How many lines in the records below contain the word "Most"? Answer with the number alone.

━━━ SOURCE DATA ━━━

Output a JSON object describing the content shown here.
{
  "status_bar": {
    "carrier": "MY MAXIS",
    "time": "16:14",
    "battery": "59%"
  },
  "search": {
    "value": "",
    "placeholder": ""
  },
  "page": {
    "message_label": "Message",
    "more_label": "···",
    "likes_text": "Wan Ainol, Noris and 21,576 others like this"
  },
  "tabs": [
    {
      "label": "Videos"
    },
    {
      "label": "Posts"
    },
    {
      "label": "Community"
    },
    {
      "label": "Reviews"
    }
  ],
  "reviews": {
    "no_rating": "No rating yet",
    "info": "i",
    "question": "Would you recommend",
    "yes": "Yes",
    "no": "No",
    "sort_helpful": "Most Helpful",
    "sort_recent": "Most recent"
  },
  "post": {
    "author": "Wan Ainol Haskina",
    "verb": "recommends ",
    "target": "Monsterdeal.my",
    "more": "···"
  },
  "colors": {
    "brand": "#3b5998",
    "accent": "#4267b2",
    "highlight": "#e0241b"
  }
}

━━━

§ THE ANSWER
2